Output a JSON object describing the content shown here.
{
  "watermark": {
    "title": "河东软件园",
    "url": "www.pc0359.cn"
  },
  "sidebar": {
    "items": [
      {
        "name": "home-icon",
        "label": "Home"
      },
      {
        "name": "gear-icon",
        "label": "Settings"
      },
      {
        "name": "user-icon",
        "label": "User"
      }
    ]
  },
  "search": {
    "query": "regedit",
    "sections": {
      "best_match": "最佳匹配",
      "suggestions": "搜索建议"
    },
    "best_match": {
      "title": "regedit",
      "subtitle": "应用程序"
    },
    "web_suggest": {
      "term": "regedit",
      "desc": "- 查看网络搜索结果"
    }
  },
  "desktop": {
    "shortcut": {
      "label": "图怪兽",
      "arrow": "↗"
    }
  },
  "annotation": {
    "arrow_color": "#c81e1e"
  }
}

**What is asked**
Copy out all lines where the word "regedit" appears.

**Solved problem**
    "query": "regedit",
      "title": "regedit",
      "term": "regedit",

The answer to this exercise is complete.